Extracted records
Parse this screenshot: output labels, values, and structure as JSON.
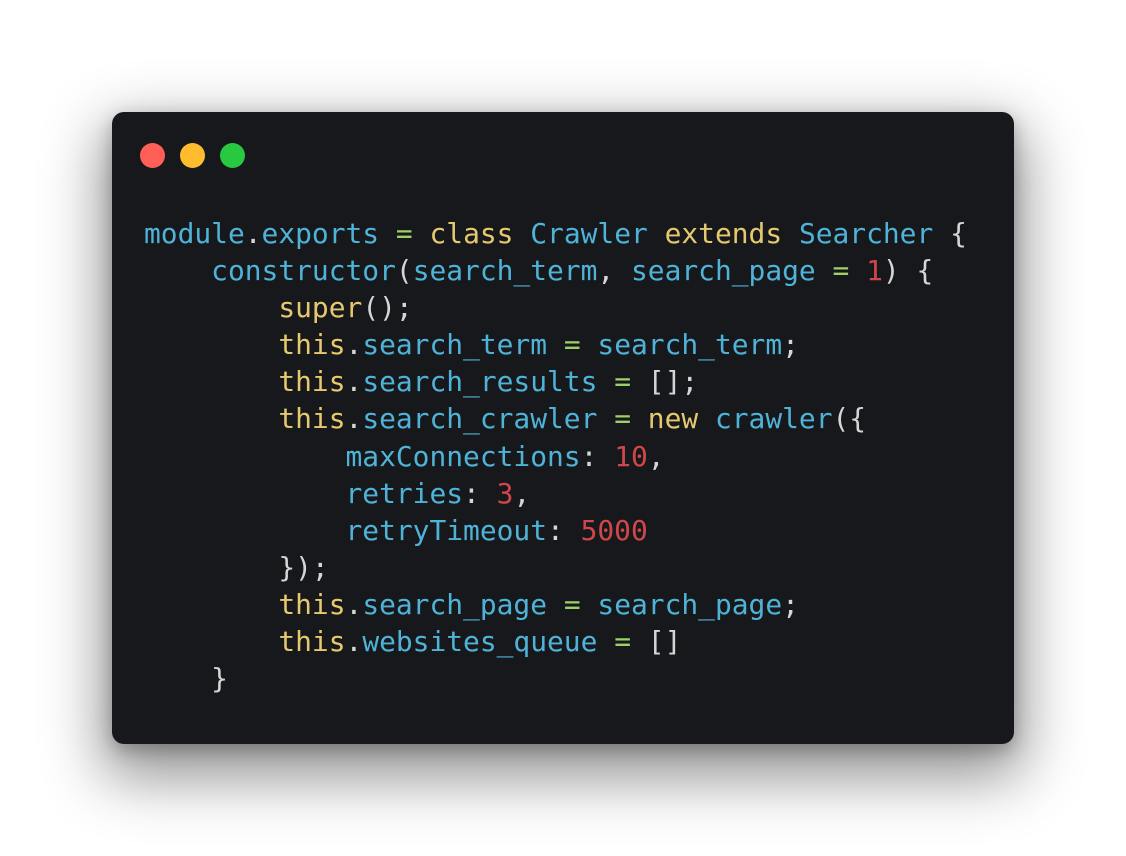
{
  "window": {
    "background": "#17181b",
    "controls": [
      {
        "name": "close",
        "color": "#ff5f57"
      },
      {
        "name": "minimize",
        "color": "#febc2e"
      },
      {
        "name": "zoom",
        "color": "#28c840"
      }
    ]
  },
  "colors": {
    "identifier": "#4fb3d8",
    "keyword": "#e6c86f",
    "operator": "#9ed06a",
    "number": "#d0474b",
    "punctuation": "#d6d6d6"
  },
  "code": {
    "language": "javascript",
    "lines": [
      [
        [
          "identifier",
          "module"
        ],
        [
          "punctuation",
          "."
        ],
        [
          "identifier",
          "exports"
        ],
        [
          "text",
          " "
        ],
        [
          "operator",
          "="
        ],
        [
          "text",
          " "
        ],
        [
          "keyword",
          "class"
        ],
        [
          "text",
          " "
        ],
        [
          "identifier",
          "Crawler"
        ],
        [
          "text",
          " "
        ],
        [
          "keyword",
          "extends"
        ],
        [
          "text",
          " "
        ],
        [
          "identifier",
          "Searcher"
        ],
        [
          "text",
          " "
        ],
        [
          "punctuation",
          "{"
        ]
      ],
      [
        [
          "text",
          "    "
        ],
        [
          "identifier",
          "constructor"
        ],
        [
          "punctuation",
          "("
        ],
        [
          "identifier",
          "search_term"
        ],
        [
          "punctuation",
          ","
        ],
        [
          "text",
          " "
        ],
        [
          "identifier",
          "search_page"
        ],
        [
          "text",
          " "
        ],
        [
          "operator",
          "="
        ],
        [
          "text",
          " "
        ],
        [
          "number",
          "1"
        ],
        [
          "punctuation",
          ")"
        ],
        [
          "text",
          " "
        ],
        [
          "punctuation",
          "{"
        ]
      ],
      [
        [
          "text",
          "        "
        ],
        [
          "keyword",
          "super"
        ],
        [
          "punctuation",
          "();"
        ]
      ],
      [
        [
          "text",
          "        "
        ],
        [
          "keyword",
          "this"
        ],
        [
          "punctuation",
          "."
        ],
        [
          "identifier",
          "search_term"
        ],
        [
          "text",
          " "
        ],
        [
          "operator",
          "="
        ],
        [
          "text",
          " "
        ],
        [
          "identifier",
          "search_term"
        ],
        [
          "punctuation",
          ";"
        ]
      ],
      [
        [
          "text",
          "        "
        ],
        [
          "keyword",
          "this"
        ],
        [
          "punctuation",
          "."
        ],
        [
          "identifier",
          "search_results"
        ],
        [
          "text",
          " "
        ],
        [
          "operator",
          "="
        ],
        [
          "text",
          " "
        ],
        [
          "punctuation",
          "[];"
        ]
      ],
      [
        [
          "text",
          "        "
        ],
        [
          "keyword",
          "this"
        ],
        [
          "punctuation",
          "."
        ],
        [
          "identifier",
          "search_crawler"
        ],
        [
          "text",
          " "
        ],
        [
          "operator",
          "="
        ],
        [
          "text",
          " "
        ],
        [
          "keyword",
          "new"
        ],
        [
          "text",
          " "
        ],
        [
          "identifier",
          "crawler"
        ],
        [
          "punctuation",
          "({"
        ]
      ],
      [
        [
          "text",
          "            "
        ],
        [
          "identifier",
          "maxConnections"
        ],
        [
          "punctuation",
          ":"
        ],
        [
          "text",
          " "
        ],
        [
          "number",
          "10"
        ],
        [
          "punctuation",
          ","
        ]
      ],
      [
        [
          "text",
          "            "
        ],
        [
          "identifier",
          "retries"
        ],
        [
          "punctuation",
          ":"
        ],
        [
          "text",
          " "
        ],
        [
          "number",
          "3"
        ],
        [
          "punctuation",
          ","
        ]
      ],
      [
        [
          "text",
          "            "
        ],
        [
          "identifier",
          "retryTimeout"
        ],
        [
          "punctuation",
          ":"
        ],
        [
          "text",
          " "
        ],
        [
          "number",
          "5000"
        ]
      ],
      [
        [
          "text",
          "        "
        ],
        [
          "punctuation",
          "});"
        ]
      ],
      [
        [
          "text",
          "        "
        ],
        [
          "keyword",
          "this"
        ],
        [
          "punctuation",
          "."
        ],
        [
          "identifier",
          "search_page"
        ],
        [
          "text",
          " "
        ],
        [
          "operator",
          "="
        ],
        [
          "text",
          " "
        ],
        [
          "identifier",
          "search_page"
        ],
        [
          "punctuation",
          ";"
        ]
      ],
      [
        [
          "text",
          "        "
        ],
        [
          "keyword",
          "this"
        ],
        [
          "punctuation",
          "."
        ],
        [
          "identifier",
          "websites_queue"
        ],
        [
          "text",
          " "
        ],
        [
          "operator",
          "="
        ],
        [
          "text",
          " "
        ],
        [
          "punctuation",
          "[]"
        ]
      ],
      [
        [
          "text",
          "    "
        ],
        [
          "punctuation",
          "}"
        ]
      ]
    ]
  }
}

PROBLEM REQUIREMENTS:
Print the full listing exactly, dropping the pictures.

FINISHED EXERCISE:
Parse this screenshot: output labels, values, and structure as JSON.
{
  "window": {
    "background": "#17181b",
    "controls": [
      {
        "name": "close",
        "color": "#ff5f57"
      },
      {
        "name": "minimize",
        "color": "#febc2e"
      },
      {
        "name": "zoom",
        "color": "#28c840"
      }
    ]
  },
  "colors": {
    "identifier": "#4fb3d8",
    "keyword": "#e6c86f",
    "operator": "#9ed06a",
    "number": "#d0474b",
    "punctuation": "#d6d6d6"
  },
  "code": {
    "language": "javascript",
    "lines": [
      [
        [
          "identifier",
          "module"
        ],
        [
          "punctuation",
          "."
        ],
        [
          "identifier",
          "exports"
        ],
        [
          "text",
          " "
        ],
        [
          "operator",
          "="
        ],
        [
          "text",
          " "
        ],
        [
          "keyword",
          "class"
        ],
        [
          "text",
          " "
        ],
        [
          "identifier",
          "Crawler"
        ],
        [
          "text",
          " "
        ],
        [
          "keyword",
          "extends"
        ],
        [
          "text",
          " "
        ],
        [
          "identifier",
          "Searcher"
        ],
        [
          "text",
          " "
        ],
        [
          "punctuation",
          "{"
        ]
      ],
      [
        [
          "text",
          "    "
        ],
        [
          "identifier",
          "constructor"
        ],
        [
          "punctuation",
          "("
        ],
        [
          "identifier",
          "search_term"
        ],
        [
          "punctuation",
          ","
        ],
        [
          "text",
          " "
        ],
        [
          "identifier",
          "search_page"
        ],
        [
          "text",
          " "
        ],
        [
          "operator",
          "="
        ],
        [
          "text",
          " "
        ],
        [
          "number",
          "1"
        ],
        [
          "punctuation",
          ")"
        ],
        [
          "text",
          " "
        ],
        [
          "punctuation",
          "{"
        ]
      ],
      [
        [
          "text",
          "        "
        ],
        [
          "keyword",
          "super"
        ],
        [
          "punctuation",
          "();"
        ]
      ],
      [
        [
          "text",
          "        "
        ],
        [
          "keyword",
          "this"
        ],
        [
          "punctuation",
          "."
        ],
        [
          "identifier",
          "search_term"
        ],
        [
          "text",
          " "
        ],
        [
          "operator",
          "="
        ],
        [
          "text",
          " "
        ],
        [
          "identifier",
          "search_term"
        ],
        [
          "punctuation",
          ";"
        ]
      ],
      [
        [
          "text",
          "        "
        ],
        [
          "keyword",
          "this"
        ],
        [
          "punctuation",
          "."
        ],
        [
          "identifier",
          "search_results"
        ],
        [
          "text",
          " "
        ],
        [
          "operator",
          "="
        ],
        [
          "text",
          " "
        ],
        [
          "punctuation",
          "[];"
        ]
      ],
      [
        [
          "text",
          "        "
        ],
        [
          "keyword",
          "this"
        ],
        [
          "punctuation",
          "."
        ],
        [
          "identifier",
          "search_crawler"
        ],
        [
          "text",
          " "
        ],
        [
          "operator",
          "="
        ],
        [
          "text",
          " "
        ],
        [
          "keyword",
          "new"
        ],
        [
          "text",
          " "
        ],
        [
          "identifier",
          "crawler"
        ],
        [
          "punctuation",
          "({"
        ]
      ],
      [
        [
          "text",
          "            "
        ],
        [
          "identifier",
          "maxConnections"
        ],
        [
          "punctuation",
          ":"
        ],
        [
          "text",
          " "
        ],
        [
          "number",
          "10"
        ],
        [
          "punctuation",
          ","
        ]
      ],
      [
        [
          "text",
          "            "
        ],
        [
          "identifier",
          "retries"
        ],
        [
          "punctuation",
          ":"
        ],
        [
          "text",
          " "
        ],
        [
          "number",
          "3"
        ],
        [
          "punctuation",
          ","
        ]
      ],
      [
        [
          "text",
          "            "
        ],
        [
          "identifier",
          "retryTimeout"
        ],
        [
          "punctuation",
          ":"
        ],
        [
          "text",
          " "
        ],
        [
          "number",
          "5000"
        ]
      ],
      [
        [
          "text",
          "        "
        ],
        [
          "punctuation",
          "});"
        ]
      ],
      [
        [
          "text",
          "        "
        ],
        [
          "keyword",
          "this"
        ],
        [
          "punctuation",
          "."
        ],
        [
          "identifier",
          "search_page"
        ],
        [
          "text",
          " "
        ],
        [
          "operator",
          "="
        ],
        [
          "text",
          " "
        ],
        [
          "identifier",
          "search_page"
        ],
        [
          "punctuation",
          ";"
        ]
      ],
      [
        [
          "text",
          "        "
        ],
        [
          "keyword",
          "this"
        ],
        [
          "punctuation",
          "."
        ],
        [
          "identifier",
          "websites_queue"
        ],
        [
          "text",
          " "
        ],
        [
          "operator",
          "="
        ],
        [
          "text",
          " "
        ],
        [
          "punctuation",
          "[]"
        ]
      ],
      [
        [
          "text",
          "    "
        ],
        [
          "punctuation",
          "}"
        ]
      ]
    ]
  }
}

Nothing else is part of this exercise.